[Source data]
....
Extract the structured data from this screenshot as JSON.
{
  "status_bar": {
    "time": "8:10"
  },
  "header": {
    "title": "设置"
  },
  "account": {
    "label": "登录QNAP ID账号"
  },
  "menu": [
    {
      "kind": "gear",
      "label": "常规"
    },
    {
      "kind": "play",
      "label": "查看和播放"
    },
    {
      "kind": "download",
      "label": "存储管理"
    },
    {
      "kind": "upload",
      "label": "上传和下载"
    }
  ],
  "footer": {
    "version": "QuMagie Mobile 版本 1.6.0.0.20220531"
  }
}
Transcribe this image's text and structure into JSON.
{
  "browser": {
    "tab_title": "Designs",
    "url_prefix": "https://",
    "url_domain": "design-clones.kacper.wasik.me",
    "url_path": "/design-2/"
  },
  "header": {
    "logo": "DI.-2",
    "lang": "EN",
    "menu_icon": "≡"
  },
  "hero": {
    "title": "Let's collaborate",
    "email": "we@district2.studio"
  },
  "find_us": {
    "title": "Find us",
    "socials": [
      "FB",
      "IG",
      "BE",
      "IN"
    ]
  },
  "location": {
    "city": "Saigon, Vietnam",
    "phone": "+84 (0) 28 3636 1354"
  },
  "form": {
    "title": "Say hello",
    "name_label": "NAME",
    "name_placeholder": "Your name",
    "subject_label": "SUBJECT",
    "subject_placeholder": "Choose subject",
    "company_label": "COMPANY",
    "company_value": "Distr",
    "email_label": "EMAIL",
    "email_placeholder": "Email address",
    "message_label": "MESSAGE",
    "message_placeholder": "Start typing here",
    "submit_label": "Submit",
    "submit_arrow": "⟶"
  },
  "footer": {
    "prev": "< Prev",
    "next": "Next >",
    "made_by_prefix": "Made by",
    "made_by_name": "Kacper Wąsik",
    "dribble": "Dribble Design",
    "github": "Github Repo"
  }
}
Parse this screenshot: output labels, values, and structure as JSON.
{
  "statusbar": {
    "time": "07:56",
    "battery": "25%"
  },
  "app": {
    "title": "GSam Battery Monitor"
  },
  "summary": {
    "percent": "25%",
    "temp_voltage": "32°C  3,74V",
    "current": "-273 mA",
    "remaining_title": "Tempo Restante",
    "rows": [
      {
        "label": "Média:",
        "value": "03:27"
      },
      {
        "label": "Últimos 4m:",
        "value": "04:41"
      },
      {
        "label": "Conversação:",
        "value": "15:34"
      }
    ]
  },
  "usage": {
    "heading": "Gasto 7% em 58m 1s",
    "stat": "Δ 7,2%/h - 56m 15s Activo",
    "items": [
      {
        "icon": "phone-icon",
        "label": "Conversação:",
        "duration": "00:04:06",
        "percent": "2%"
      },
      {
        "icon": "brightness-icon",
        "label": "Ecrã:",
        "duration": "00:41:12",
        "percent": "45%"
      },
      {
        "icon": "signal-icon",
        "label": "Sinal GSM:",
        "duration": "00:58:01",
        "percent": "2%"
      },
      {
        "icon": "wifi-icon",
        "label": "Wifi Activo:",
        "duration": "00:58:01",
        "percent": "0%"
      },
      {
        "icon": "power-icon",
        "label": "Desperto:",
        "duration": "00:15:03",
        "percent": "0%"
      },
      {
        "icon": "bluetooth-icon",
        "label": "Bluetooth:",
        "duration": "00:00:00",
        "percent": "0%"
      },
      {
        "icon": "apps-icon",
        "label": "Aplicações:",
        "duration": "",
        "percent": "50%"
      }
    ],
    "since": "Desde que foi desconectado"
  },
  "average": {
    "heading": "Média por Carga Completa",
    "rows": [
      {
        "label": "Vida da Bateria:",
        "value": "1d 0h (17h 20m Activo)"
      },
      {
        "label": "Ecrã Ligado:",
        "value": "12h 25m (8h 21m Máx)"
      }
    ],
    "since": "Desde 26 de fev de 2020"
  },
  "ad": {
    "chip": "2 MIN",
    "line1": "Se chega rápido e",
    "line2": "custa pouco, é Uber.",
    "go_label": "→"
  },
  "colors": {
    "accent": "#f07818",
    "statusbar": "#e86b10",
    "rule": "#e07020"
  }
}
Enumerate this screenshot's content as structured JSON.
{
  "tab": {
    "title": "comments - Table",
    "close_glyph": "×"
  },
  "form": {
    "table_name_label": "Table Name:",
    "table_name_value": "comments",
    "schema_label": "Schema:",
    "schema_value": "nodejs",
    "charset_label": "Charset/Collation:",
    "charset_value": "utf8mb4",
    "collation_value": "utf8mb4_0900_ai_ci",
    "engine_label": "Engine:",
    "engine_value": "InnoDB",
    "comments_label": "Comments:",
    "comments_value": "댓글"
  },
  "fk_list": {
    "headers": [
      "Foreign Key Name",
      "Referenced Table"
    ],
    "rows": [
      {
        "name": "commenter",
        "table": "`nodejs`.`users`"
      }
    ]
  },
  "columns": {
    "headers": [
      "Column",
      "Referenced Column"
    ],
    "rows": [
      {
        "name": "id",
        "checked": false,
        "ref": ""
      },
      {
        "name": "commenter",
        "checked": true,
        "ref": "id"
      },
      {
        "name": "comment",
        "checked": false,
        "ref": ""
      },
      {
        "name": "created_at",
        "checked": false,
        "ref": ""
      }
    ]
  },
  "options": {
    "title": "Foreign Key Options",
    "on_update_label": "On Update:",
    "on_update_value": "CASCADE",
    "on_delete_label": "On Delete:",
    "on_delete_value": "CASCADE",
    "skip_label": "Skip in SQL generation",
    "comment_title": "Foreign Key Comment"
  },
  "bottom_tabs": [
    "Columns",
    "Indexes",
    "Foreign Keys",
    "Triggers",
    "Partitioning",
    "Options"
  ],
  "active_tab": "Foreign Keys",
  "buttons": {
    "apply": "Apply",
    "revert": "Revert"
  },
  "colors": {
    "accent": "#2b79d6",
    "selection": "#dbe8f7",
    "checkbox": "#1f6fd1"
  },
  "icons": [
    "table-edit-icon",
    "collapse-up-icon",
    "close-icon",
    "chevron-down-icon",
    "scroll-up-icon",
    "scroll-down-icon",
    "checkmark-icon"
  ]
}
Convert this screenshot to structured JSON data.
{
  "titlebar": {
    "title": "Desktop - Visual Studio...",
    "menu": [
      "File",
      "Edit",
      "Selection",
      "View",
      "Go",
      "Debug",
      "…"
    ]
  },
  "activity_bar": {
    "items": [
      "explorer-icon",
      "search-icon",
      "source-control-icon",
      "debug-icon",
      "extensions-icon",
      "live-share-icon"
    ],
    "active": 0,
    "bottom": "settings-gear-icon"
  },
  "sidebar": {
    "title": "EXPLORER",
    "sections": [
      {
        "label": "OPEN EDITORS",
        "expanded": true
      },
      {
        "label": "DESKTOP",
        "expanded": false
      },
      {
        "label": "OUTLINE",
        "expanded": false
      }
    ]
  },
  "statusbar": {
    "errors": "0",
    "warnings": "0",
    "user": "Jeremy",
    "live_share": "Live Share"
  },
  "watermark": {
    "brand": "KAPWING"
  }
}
....
▶ _Task to carry out_: Using the records given above, list every line that includes the word "Keys".

▶ _Output of the exercise_:
    "Foreign Keys",
  "active_tab": "Foreign Keys",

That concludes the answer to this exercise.